## RAW DATA
####################

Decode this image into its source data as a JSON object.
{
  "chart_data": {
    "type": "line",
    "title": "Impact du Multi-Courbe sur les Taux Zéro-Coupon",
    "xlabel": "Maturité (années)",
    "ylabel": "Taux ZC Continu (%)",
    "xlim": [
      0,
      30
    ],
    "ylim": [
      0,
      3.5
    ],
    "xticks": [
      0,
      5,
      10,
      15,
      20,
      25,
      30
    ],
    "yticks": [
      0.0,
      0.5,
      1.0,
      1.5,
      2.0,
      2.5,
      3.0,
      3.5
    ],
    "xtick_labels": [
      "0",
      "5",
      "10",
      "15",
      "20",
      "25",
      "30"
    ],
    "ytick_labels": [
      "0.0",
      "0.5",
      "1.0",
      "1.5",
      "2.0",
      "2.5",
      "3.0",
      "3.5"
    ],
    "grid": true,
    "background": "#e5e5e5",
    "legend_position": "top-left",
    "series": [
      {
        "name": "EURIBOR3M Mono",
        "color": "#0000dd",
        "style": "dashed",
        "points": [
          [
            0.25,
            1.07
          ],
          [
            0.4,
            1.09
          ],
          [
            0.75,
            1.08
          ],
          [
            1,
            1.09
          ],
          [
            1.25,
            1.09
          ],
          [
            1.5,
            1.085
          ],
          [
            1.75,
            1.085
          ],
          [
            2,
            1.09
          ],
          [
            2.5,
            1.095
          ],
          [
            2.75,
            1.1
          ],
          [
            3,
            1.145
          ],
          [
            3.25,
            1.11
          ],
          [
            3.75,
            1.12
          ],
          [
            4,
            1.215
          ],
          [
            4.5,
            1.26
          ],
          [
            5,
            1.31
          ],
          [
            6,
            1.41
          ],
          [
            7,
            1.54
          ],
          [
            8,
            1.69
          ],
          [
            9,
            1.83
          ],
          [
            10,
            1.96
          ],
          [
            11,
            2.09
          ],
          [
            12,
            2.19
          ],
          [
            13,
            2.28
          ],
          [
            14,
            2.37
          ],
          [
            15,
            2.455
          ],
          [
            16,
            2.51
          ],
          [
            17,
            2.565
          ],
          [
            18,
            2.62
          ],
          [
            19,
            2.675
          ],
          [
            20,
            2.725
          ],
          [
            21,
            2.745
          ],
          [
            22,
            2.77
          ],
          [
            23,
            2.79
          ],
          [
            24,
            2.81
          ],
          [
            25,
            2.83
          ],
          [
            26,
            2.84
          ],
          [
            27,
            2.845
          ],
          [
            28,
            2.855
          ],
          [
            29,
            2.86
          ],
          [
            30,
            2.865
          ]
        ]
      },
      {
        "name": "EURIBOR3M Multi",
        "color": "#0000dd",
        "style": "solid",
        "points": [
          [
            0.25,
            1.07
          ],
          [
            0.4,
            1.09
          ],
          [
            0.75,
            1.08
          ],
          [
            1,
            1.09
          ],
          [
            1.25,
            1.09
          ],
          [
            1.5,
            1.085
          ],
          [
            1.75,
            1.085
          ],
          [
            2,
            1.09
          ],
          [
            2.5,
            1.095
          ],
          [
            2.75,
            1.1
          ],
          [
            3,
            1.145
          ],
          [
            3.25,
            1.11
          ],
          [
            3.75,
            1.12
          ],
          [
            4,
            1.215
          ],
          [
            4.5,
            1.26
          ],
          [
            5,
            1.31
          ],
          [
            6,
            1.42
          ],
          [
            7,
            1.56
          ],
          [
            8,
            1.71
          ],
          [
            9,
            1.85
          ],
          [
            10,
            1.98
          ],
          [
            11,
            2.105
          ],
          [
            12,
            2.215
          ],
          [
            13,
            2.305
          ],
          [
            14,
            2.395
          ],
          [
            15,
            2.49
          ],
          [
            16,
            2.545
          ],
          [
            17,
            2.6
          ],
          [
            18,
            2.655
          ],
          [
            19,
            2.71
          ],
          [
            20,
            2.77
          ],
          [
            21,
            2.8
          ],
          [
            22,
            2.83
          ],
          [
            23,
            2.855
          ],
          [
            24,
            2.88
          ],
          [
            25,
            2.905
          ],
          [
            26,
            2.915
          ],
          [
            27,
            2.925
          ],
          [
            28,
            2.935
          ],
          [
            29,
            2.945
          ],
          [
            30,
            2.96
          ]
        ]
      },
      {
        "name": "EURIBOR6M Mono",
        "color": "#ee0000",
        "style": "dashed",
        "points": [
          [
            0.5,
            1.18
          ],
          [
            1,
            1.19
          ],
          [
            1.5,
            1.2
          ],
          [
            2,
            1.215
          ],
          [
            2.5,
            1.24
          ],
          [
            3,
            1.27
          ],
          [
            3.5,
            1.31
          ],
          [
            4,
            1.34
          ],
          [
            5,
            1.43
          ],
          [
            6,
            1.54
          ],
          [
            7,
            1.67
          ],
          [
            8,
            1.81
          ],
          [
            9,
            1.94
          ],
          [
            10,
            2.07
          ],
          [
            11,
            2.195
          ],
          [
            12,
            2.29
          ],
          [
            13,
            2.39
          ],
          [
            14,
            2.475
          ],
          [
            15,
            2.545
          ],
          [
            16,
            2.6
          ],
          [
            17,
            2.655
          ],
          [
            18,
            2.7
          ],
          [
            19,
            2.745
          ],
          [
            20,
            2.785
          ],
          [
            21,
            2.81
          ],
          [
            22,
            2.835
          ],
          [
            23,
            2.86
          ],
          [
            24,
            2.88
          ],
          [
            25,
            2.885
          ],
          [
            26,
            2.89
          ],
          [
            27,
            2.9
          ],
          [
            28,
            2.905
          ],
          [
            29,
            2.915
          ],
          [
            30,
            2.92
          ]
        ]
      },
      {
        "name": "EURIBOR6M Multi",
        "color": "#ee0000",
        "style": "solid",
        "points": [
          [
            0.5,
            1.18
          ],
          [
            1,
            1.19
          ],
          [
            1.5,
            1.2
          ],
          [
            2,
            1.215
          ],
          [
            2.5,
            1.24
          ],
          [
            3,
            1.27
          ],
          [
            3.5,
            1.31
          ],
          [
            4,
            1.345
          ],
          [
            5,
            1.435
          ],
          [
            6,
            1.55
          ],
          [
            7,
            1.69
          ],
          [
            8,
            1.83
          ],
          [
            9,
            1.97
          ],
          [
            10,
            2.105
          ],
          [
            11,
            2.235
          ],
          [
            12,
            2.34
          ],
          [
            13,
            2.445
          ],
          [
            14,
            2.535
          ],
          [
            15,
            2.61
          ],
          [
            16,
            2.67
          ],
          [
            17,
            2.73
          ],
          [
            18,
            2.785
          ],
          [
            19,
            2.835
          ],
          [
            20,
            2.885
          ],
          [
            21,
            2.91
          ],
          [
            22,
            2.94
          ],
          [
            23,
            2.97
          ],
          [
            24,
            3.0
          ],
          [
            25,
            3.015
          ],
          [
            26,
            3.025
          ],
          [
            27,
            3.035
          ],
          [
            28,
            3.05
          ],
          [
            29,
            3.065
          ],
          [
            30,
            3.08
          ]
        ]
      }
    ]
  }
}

####################

## REQUIRED TASK
Reproduce the listing above word for word.

## SOLUTION FOR THIS PROBLEM
Decode this image into its source data as a JSON object.
{
  "chart_data": {
    "type": "line",
    "title": "Impact du Multi-Courbe sur les Taux Zéro-Coupon",
    "xlabel": "Maturité (années)",
    "ylabel": "Taux ZC Continu (%)",
    "xlim": [
      0,
      30
    ],
    "ylim": [
      0,
      3.5
    ],
    "xticks": [
      0,
      5,
      10,
      15,
      20,
      25,
      30
    ],
    "yticks": [
      0.0,
      0.5,
      1.0,
      1.5,
      2.0,
      2.5,
      3.0,
      3.5
    ],
    "xtick_labels": [
      "0",
      "5",
      "10",
      "15",
      "20",
      "25",
      "30"
    ],
    "ytick_labels": [
      "0.0",
      "0.5",
      "1.0",
      "1.5",
      "2.0",
      "2.5",
      "3.0",
      "3.5"
    ],
    "grid": true,
    "background": "#e5e5e5",
    "legend_position": "top-left",
    "series": [
      {
        "name": "EURIBOR3M Mono",
        "color": "#0000dd",
        "style": "dashed",
        "points": [
          [
            0.25,
            1.07
          ],
          [
            0.4,
            1.09
          ],
          [
            0.75,
            1.08
          ],
          [
            1,
            1.09
          ],
          [
            1.25,
            1.09
          ],
          [
            1.5,
            1.085
          ],
          [
            1.75,
            1.085
          ],
          [
            2,
            1.09
          ],
          [
            2.5,
            1.095
          ],
          [
            2.75,
            1.1
          ],
          [
            3,
            1.145
          ],
          [
            3.25,
            1.11
          ],
          [
            3.75,
            1.12
          ],
          [
            4,
            1.215
          ],
          [
            4.5,
            1.26
          ],
          [
            5,
            1.31
          ],
          [
            6,
            1.41
          ],
          [
            7,
            1.54
          ],
          [
            8,
            1.69
          ],
          [
            9,
            1.83
          ],
          [
            10,
            1.96
          ],
          [
            11,
            2.09
          ],
          [
            12,
            2.19
          ],
          [
            13,
            2.28
          ],
          [
            14,
            2.37
          ],
          [
            15,
            2.455
          ],
          [
            16,
            2.51
          ],
          [
            17,
            2.565
          ],
          [
            18,
            2.62
          ],
          [
            19,
            2.675
          ],
          [
            20,
            2.725
          ],
          [
            21,
            2.745
          ],
          [
            22,
            2.77
          ],
          [
            23,
            2.79
          ],
          [
            24,
            2.81
          ],
          [
            25,
            2.83
          ],
          [
            26,
            2.84
          ],
          [
            27,
            2.845
          ],
          [
            28,
            2.855
          ],
          [
            29,
            2.86
          ],
          [
            30,
            2.865
          ]
        ]
      },
      {
        "name": "EURIBOR3M Multi",
        "color": "#0000dd",
        "style": "solid",
        "points": [
          [
            0.25,
            1.07
          ],
          [
            0.4,
            1.09
          ],
          [
            0.75,
            1.08
          ],
          [
            1,
            1.09
          ],
          [
            1.25,
            1.09
          ],
          [
            1.5,
            1.085
          ],
          [
            1.75,
            1.085
          ],
          [
            2,
            1.09
          ],
          [
            2.5,
            1.095
          ],
          [
            2.75,
            1.1
          ],
          [
            3,
            1.145
          ],
          [
            3.25,
            1.11
          ],
          [
            3.75,
            1.12
          ],
          [
            4,
            1.215
          ],
          [
            4.5,
            1.26
          ],
          [
            5,
            1.31
          ],
          [
            6,
            1.42
          ],
          [
            7,
            1.56
          ],
          [
            8,
            1.71
          ],
          [
            9,
            1.85
          ],
          [
            10,
            1.98
          ],
          [
            11,
            2.105
          ],
          [
            12,
            2.215
          ],
          [
            13,
            2.305
          ],
          [
            14,
            2.395
          ],
          [
            15,
            2.49
          ],
          [
            16,
            2.545
          ],
          [
            17,
            2.6
          ],
          [
            18,
            2.655
          ],
          [
            19,
            2.71
          ],
          [
            20,
            2.77
          ],
          [
            21,
            2.8
          ],
          [
            22,
            2.83
          ],
          [
            23,
            2.855
          ],
          [
            24,
            2.88
          ],
          [
            25,
            2.905
          ],
          [
            26,
            2.915
          ],
          [
            27,
            2.925
          ],
          [
            28,
            2.935
          ],
          [
            29,
            2.945
          ],
          [
            30,
            2.96
          ]
        ]
      },
      {
        "name": "EURIBOR6M Mono",
        "color": "#ee0000",
        "style": "dashed",
        "points": [
          [
            0.5,
            1.18
          ],
          [
            1,
            1.19
          ],
          [
            1.5,
            1.2
          ],
          [
            2,
            1.215
          ],
          [
            2.5,
            1.24
          ],
          [
            3,
            1.27
          ],
          [
            3.5,
            1.31
          ],
          [
            4,
            1.34
          ],
          [
            5,
            1.43
          ],
          [
            6,
            1.54
          ],
          [
            7,
            1.67
          ],
          [
            8,
            1.81
          ],
          [
            9,
            1.94
          ],
          [
            10,
            2.07
          ],
          [
            11,
            2.195
          ],
          [
            12,
            2.29
          ],
          [
            13,
            2.39
          ],
          [
            14,
            2.475
          ],
          [
            15,
            2.545
          ],
          [
            16,
            2.6
          ],
          [
            17,
            2.655
          ],
          [
            18,
            2.7
          ],
          [
            19,
            2.745
          ],
          [
            20,
            2.785
          ],
          [
            21,
            2.81
          ],
          [
            22,
            2.835
          ],
          [
            23,
            2.86
          ],
          [
            24,
            2.88
          ],
          [
            25,
            2.885
          ],
          [
            26,
            2.89
          ],
          [
            27,
            2.9
          ],
          [
            28,
            2.905
          ],
          [
            29,
            2.915
          ],
          [
            30,
            2.92
          ]
        ]
      },
      {
        "name": "EURIBOR6M Multi",
        "color": "#ee0000",
        "style": "solid",
        "points": [
          [
            0.5,
            1.18
          ],
          [
            1,
            1.19
          ],
          [
            1.5,
            1.2
          ],
          [
            2,
            1.215
          ],
          [
            2.5,
            1.24
          ],
          [
            3,
            1.27
          ],
          [
            3.5,
            1.31
          ],
          [
            4,
            1.345
          ],
          [
            5,
            1.435
          ],
          [
            6,
            1.55
          ],
          [
            7,
            1.69
          ],
          [
            8,
            1.83
          ],
          [
            9,
            1.97
          ],
          [
            10,
            2.105
          ],
          [
            11,
            2.235
          ],
          [
            12,
            2.34
          ],
          [
            13,
            2.445
          ],
          [
            14,
            2.535
          ],
          [
            15,
            2.61
          ],
          [
            16,
            2.67
          ],
          [
            17,
            2.73
          ],
          [
            18,
            2.785
          ],
          [
            19,
            2.835
          ],
          [
            20,
            2.885
          ],
          [
            21,
            2.91
          ],
          [
            22,
            2.94
          ],
          [
            23,
            2.97
          ],
          [
            24,
            3.0
          ],
          [
            25,
            3.015
          ],
          [
            26,
            3.025
          ],
          [
            27,
            3.035
          ],
          [
            28,
            3.05
          ],
          [
            29,
            3.065
          ],
          [
            30,
            3.08
          ]
        ]
      }
    ]
  }
}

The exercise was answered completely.